Check each line of the material. Copy those containing "samt".

*Raw records:*
= = = = =

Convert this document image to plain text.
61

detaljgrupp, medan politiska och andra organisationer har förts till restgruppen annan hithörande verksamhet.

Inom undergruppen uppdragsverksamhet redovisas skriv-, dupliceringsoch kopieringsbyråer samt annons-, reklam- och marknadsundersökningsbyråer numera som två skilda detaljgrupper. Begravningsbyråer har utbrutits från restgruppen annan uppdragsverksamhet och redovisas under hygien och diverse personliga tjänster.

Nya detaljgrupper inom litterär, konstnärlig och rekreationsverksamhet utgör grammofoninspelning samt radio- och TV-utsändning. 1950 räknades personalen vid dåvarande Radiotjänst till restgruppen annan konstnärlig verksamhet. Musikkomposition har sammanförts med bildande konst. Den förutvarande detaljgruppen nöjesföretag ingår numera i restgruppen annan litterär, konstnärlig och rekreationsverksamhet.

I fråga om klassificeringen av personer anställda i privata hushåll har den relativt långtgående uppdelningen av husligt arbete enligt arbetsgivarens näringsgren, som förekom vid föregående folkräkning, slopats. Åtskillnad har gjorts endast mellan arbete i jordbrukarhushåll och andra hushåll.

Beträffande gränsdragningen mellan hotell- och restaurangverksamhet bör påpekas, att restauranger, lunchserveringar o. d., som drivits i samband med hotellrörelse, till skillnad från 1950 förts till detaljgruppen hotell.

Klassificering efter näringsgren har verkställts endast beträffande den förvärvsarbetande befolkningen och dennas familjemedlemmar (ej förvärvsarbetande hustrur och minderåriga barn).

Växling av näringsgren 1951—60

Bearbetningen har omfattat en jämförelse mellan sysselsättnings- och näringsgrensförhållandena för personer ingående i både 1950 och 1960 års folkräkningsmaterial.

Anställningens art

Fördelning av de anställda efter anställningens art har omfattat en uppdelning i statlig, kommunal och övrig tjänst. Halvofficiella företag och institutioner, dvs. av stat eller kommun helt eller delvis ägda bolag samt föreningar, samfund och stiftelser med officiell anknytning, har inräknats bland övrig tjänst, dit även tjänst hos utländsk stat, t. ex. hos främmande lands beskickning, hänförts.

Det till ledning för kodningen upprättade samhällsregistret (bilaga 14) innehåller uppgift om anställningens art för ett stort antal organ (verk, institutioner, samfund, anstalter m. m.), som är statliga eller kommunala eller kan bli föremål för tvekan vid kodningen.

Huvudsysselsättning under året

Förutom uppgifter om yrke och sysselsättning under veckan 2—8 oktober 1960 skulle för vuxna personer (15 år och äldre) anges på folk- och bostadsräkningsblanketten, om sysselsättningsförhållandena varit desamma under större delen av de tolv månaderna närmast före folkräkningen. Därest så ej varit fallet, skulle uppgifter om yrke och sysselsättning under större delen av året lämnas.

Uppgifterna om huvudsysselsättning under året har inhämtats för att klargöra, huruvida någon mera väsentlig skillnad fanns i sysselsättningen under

= = = = =

*Written answer:*
Inom undergruppen uppdragsverksamhet redovisas skriv-, dupliceringsoch kopieringsbyråer samt annons-, reklam- och marknadsundersökningsbyråer numera som två skilda detaljgrupper. Begravningsbyråer har utbrutits från restgruppen annan uppdragsverksamhet och redovisas under hygien och diverse personliga tjänster.
Nya detaljgrupper inom litterär, konstnärlig och rekreationsverksamhet utgör grammofoninspelning samt radio- och TV-utsändning. 1950 räknades personalen vid dåvarande Radiotjänst till restgruppen annan konstnärlig verksamhet. Musikkomposition har sammanförts med bildande konst. Den förutvarande detaljgruppen nöjesföretag ingår numera i restgruppen annan litterär, konstnärlig och rekreationsverksamhet.
Fördelning av de anställda efter anställningens art har omfattat en uppdelning i statlig, kommunal och övrig tjänst. Halvofficiella företag och institutioner, dvs. av stat eller kommun helt eller delvis ägda bolag samt föreningar, samfund och stiftelser med officiell anknytning, har inräknats bland övrig tjänst, dit även tjänst hos utländsk stat, t. ex. hos främmande lands beskickning, hänförts.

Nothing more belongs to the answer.